---------- Stored data ----------

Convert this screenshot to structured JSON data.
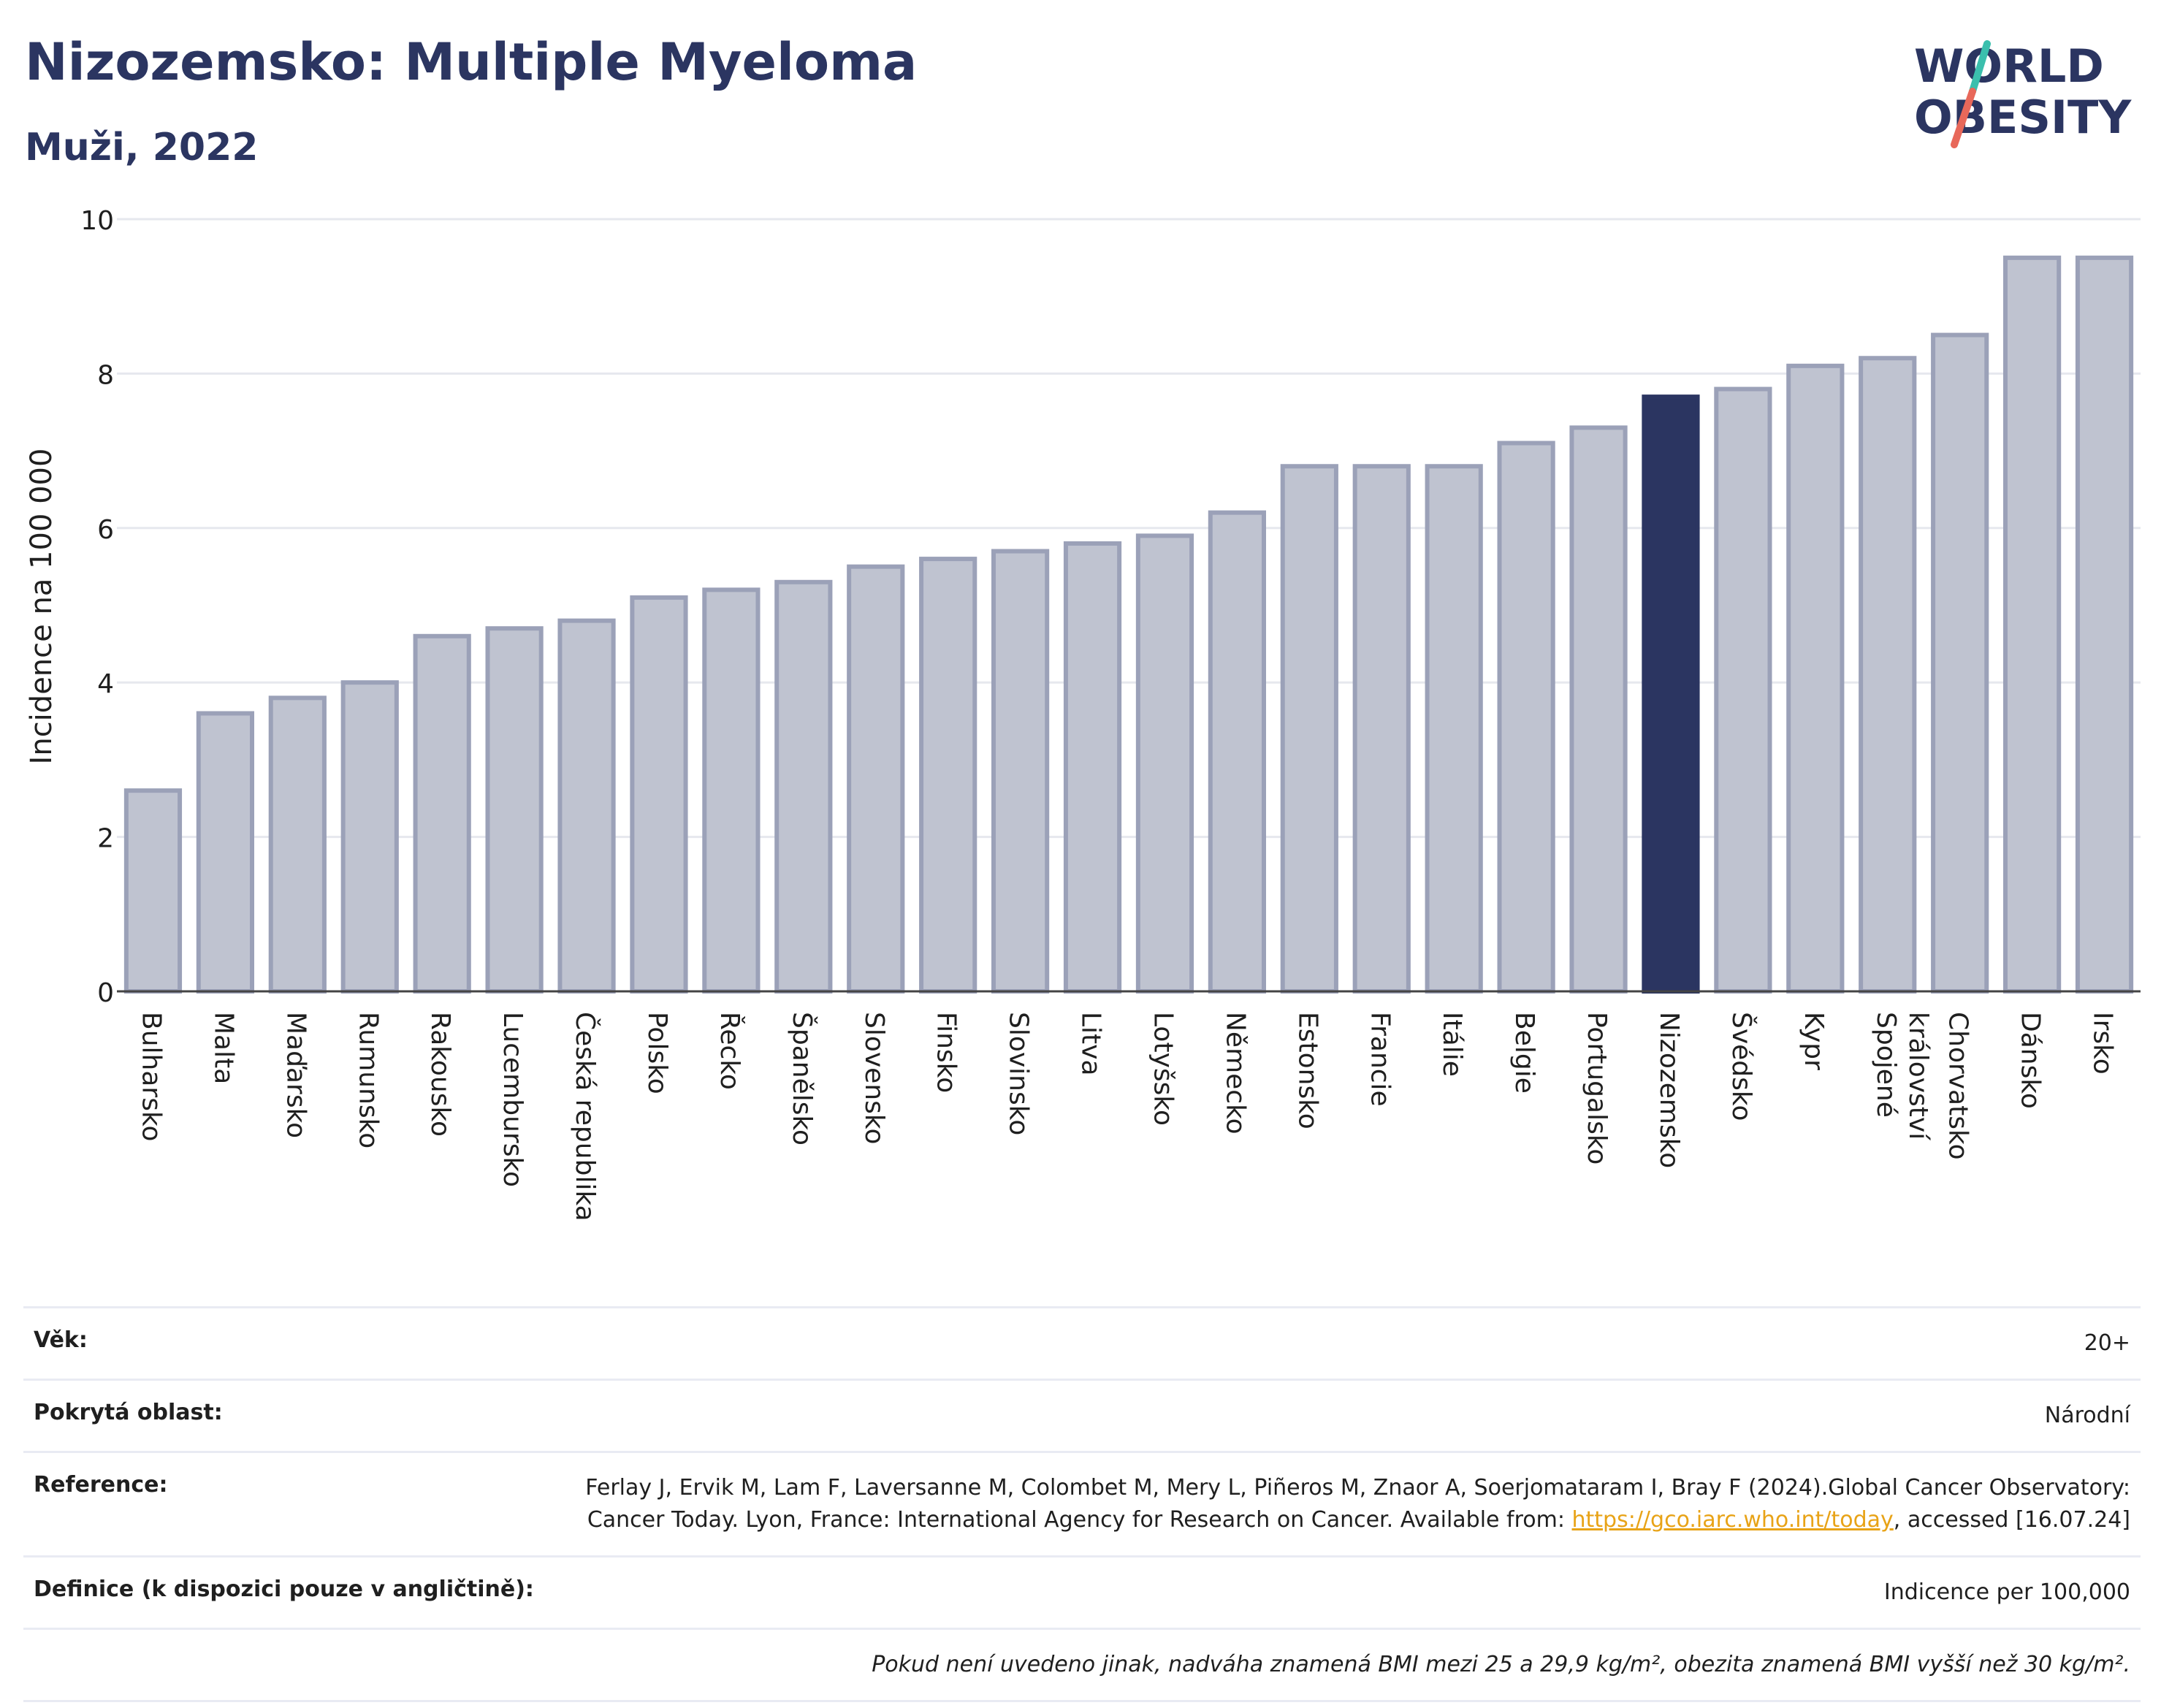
{
  "header": {
    "title": "Nizozemsko: Multiple Myeloma",
    "subtitle": "Muži, 2022",
    "logo_line1": "WORLD",
    "logo_line2": "OBESITY"
  },
  "colors": {
    "bar_default": "#bfc3d0",
    "bar_default_border": "#9ba1b8",
    "bar_highlight": "#2b3561",
    "title": "#2b3561",
    "logo_slash_top": "#3bbfad",
    "logo_slash_bottom": "#e8685a"
  },
  "chart_data": {
    "type": "bar",
    "ylabel": "Incidence na 100 000",
    "xlabel": "",
    "ylim": [
      0,
      10
    ],
    "yticks": [
      0,
      2,
      4,
      6,
      8,
      10
    ],
    "grid": true,
    "highlight": "Nizozemsko",
    "categories": [
      "Bulharsko",
      "Malta",
      "Maďarsko",
      "Rumunsko",
      "Rakousko",
      "Lucembursko",
      "Česká republika",
      "Polsko",
      "Řecko",
      "Španělsko",
      "Slovensko",
      "Finsko",
      "Slovinsko",
      "Litva",
      "Lotyšsko",
      "Německo",
      "Estonsko",
      "Francie",
      "Itálie",
      "Belgie",
      "Portugalsko",
      "Nizozemsko",
      "Švédsko",
      "Kypr",
      "Spojené království",
      "Chorvatsko",
      "Dánsko",
      "Irsko"
    ],
    "values": [
      2.6,
      3.6,
      3.8,
      4.0,
      4.6,
      4.7,
      4.8,
      5.1,
      5.2,
      5.3,
      5.5,
      5.6,
      5.7,
      5.8,
      5.9,
      6.2,
      6.8,
      6.8,
      6.8,
      7.1,
      7.3,
      7.7,
      7.8,
      8.1,
      8.2,
      8.5,
      9.5,
      9.5
    ]
  },
  "info": {
    "age_label": "Věk:",
    "age_value": "20+",
    "area_label": "Pokrytá oblast:",
    "area_value": "Národní",
    "reference_label": "Reference:",
    "reference_text": "Ferlay J, Ervik M, Lam F, Laversanne M, Colombet M, Mery L, Piñeros M, Znaor A, Soerjomataram I, Bray F (2024).Global Cancer Observatory: Cancer Today. Lyon, France: International Agency for Research on Cancer. Available from: ",
    "reference_link": "https://gco.iarc.who.int/today",
    "reference_suffix": ", accessed [16.07.24]",
    "definition_label": "Definice (k dispozici pouze v angličtině):",
    "definition_value": "Indicence per 100,000",
    "footnote": "Pokud není uvedeno jinak, nadváha znamená BMI mezi 25 a 29,9 kg/m², obezita znamená BMI vyšší než 30 kg/m²."
  }
}
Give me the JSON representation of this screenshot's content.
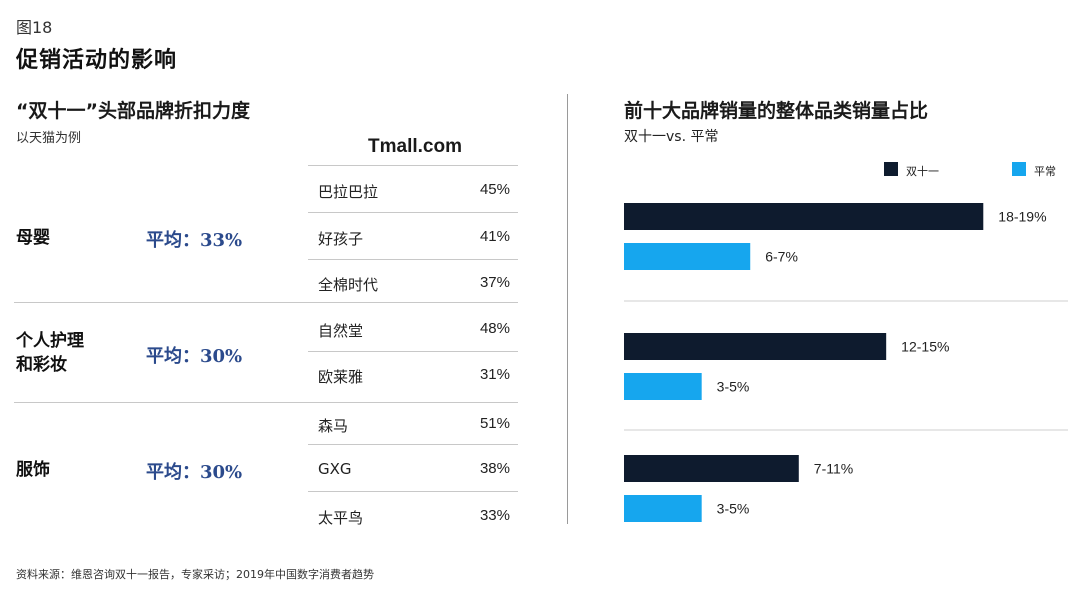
{
  "figure_label": "图18",
  "page_title": "促销活动的影响",
  "left_panel": {
    "title": "“双十一”头部品牌折扣力度",
    "subtitle": "以天猫为例",
    "store_label": "Tmall.com",
    "groups": [
      {
        "category": "母婴",
        "average": "平均：33%",
        "brands": [
          {
            "name": "巴拉巴拉",
            "discount": "45%"
          },
          {
            "name": "好孩子",
            "discount": "41%"
          },
          {
            "name": "全棉时代",
            "discount": "37%"
          }
        ]
      },
      {
        "category_line1": "个人护理",
        "category_line2": "和彩妆",
        "average": "平均：30%",
        "brands": [
          {
            "name": "自然堂",
            "discount": "48%"
          },
          {
            "name": "欧莱雅",
            "discount": "31%"
          }
        ]
      },
      {
        "category": "服饰",
        "average": "平均：30%",
        "brands": [
          {
            "name": "森马",
            "discount": "51%"
          },
          {
            "name": "GXG",
            "discount": "38%"
          },
          {
            "name": "太平鸟",
            "discount": "33%"
          }
        ]
      }
    ]
  },
  "right_panel": {
    "title": "前十大品牌销量的整体品类销量占比",
    "subtitle": "双十一vs. 平常",
    "legend": [
      {
        "label": "双十一",
        "color": "#0e1b2e"
      },
      {
        "label": "平常",
        "color": "#16a6ee"
      }
    ]
  },
  "chart_data": {
    "type": "bar",
    "orientation": "horizontal",
    "categories": [
      "母婴",
      "个人护理和彩妆",
      "服饰"
    ],
    "series": [
      {
        "name": "双十一",
        "color": "#0e1b2e",
        "values": [
          18.5,
          13.5,
          9
        ],
        "labels": [
          "18-19%",
          "12-15%",
          "7-11%"
        ]
      },
      {
        "name": "平常",
        "color": "#16a6ee",
        "values": [
          6.5,
          4,
          4
        ],
        "labels": [
          "6-7%",
          "3-5%",
          "3-5%"
        ]
      }
    ],
    "xlim": [
      0,
      19
    ],
    "grid": false,
    "legend_position": "top-right"
  },
  "footnote": "资料来源：维恩咨询双十一报告，专家采访；2019年中国数字消费者趋势"
}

----------

Each record above should be copied character for character, with pictures dropped.

→ **Final result**
Convert this screenshot to structured JSON data.
{
  "header": {
    "title": "Nizozemsko: Multiple Myeloma",
    "subtitle": "Muži, 2022",
    "logo_line1": "WORLD",
    "logo_line2": "OBESITY"
  },
  "colors": {
    "bar_default": "#bfc3d0",
    "bar_default_border": "#9ba1b8",
    "bar_highlight": "#2b3561",
    "title": "#2b3561",
    "logo_slash_top": "#3bbfad",
    "logo_slash_bottom": "#e8685a"
  },
  "chart_data": {
    "type": "bar",
    "ylabel": "Incidence na 100 000",
    "xlabel": "",
    "ylim": [
      0,
      10
    ],
    "yticks": [
      0,
      2,
      4,
      6,
      8,
      10
    ],
    "grid": true,
    "highlight": "Nizozemsko",
    "categories": [
      "Bulharsko",
      "Malta",
      "Maďarsko",
      "Rumunsko",
      "Rakousko",
      "Lucembursko",
      "Česká republika",
      "Polsko",
      "Řecko",
      "Španělsko",
      "Slovensko",
      "Finsko",
      "Slovinsko",
      "Litva",
      "Lotyšsko",
      "Německo",
      "Estonsko",
      "Francie",
      "Itálie",
      "Belgie",
      "Portugalsko",
      "Nizozemsko",
      "Švédsko",
      "Kypr",
      "Spojené království",
      "Chorvatsko",
      "Dánsko",
      "Irsko"
    ],
    "values": [
      2.6,
      3.6,
      3.8,
      4.0,
      4.6,
      4.7,
      4.8,
      5.1,
      5.2,
      5.3,
      5.5,
      5.6,
      5.7,
      5.8,
      5.9,
      6.2,
      6.8,
      6.8,
      6.8,
      7.1,
      7.3,
      7.7,
      7.8,
      8.1,
      8.2,
      8.5,
      9.5,
      9.5
    ]
  },
  "info": {
    "age_label": "Věk:",
    "age_value": "20+",
    "area_label": "Pokrytá oblast:",
    "area_value": "Národní",
    "reference_label": "Reference:",
    "reference_text": "Ferlay J, Ervik M, Lam F, Laversanne M, Colombet M, Mery L, Piñeros M, Znaor A, Soerjomataram I, Bray F (2024).Global Cancer Observatory: Cancer Today. Lyon, France: International Agency for Research on Cancer. Available from: ",
    "reference_link": "https://gco.iarc.who.int/today",
    "reference_suffix": ", accessed [16.07.24]",
    "definition_label": "Definice (k dispozici pouze v angličtině):",
    "definition_value": "Indicence per 100,000",
    "footnote": "Pokud není uvedeno jinak, nadváha znamená BMI mezi 25 a 29,9 kg/m², obezita znamená BMI vyšší než 30 kg/m²."
  }
}
Give me the JSON representation of this screenshot's content.
{
  "figure_label": "图18",
  "page_title": "促销活动的影响",
  "left_panel": {
    "title": "“双十一”头部品牌折扣力度",
    "subtitle": "以天猫为例",
    "store_label": "Tmall.com",
    "groups": [
      {
        "category": "母婴",
        "average": "平均：33%",
        "brands": [
          {
            "name": "巴拉巴拉",
            "discount": "45%"
          },
          {
            "name": "好孩子",
            "discount": "41%"
          },
          {
            "name": "全棉时代",
            "discount": "37%"
          }
        ]
      },
      {
        "category_line1": "个人护理",
        "category_line2": "和彩妆",
        "average": "平均：30%",
        "brands": [
          {
            "name": "自然堂",
            "discount": "48%"
          },
          {
            "name": "欧莱雅",
            "discount": "31%"
          }
        ]
      },
      {
        "category": "服饰",
        "average": "平均：30%",
        "brands": [
          {
            "name": "森马",
            "discount": "51%"
          },
          {
            "name": "GXG",
            "discount": "38%"
          },
          {
            "name": "太平鸟",
            "discount": "33%"
          }
        ]
      }
    ]
  },
  "right_panel": {
    "title": "前十大品牌销量的整体品类销量占比",
    "subtitle": "双十一vs. 平常",
    "legend": [
      {
        "label": "双十一",
        "color": "#0e1b2e"
      },
      {
        "label": "平常",
        "color": "#16a6ee"
      }
    ]
  },
  "chart_data": {
    "type": "bar",
    "orientation": "horizontal",
    "categories": [
      "母婴",
      "个人护理和彩妆",
      "服饰"
    ],
    "series": [
      {
        "name": "双十一",
        "color": "#0e1b2e",
        "values": [
          18.5,
          13.5,
          9
        ],
        "labels": [
          "18-19%",
          "12-15%",
          "7-11%"
        ]
      },
      {
        "name": "平常",
        "color": "#16a6ee",
        "values": [
          6.5,
          4,
          4
        ],
        "labels": [
          "6-7%",
          "3-5%",
          "3-5%"
        ]
      }
    ],
    "xlim": [
      0,
      19
    ],
    "grid": false,
    "legend_position": "top-right"
  },
  "footnote": "资料来源：维恩咨询双十一报告，专家采访；2019年中国数字消费者趋势"
}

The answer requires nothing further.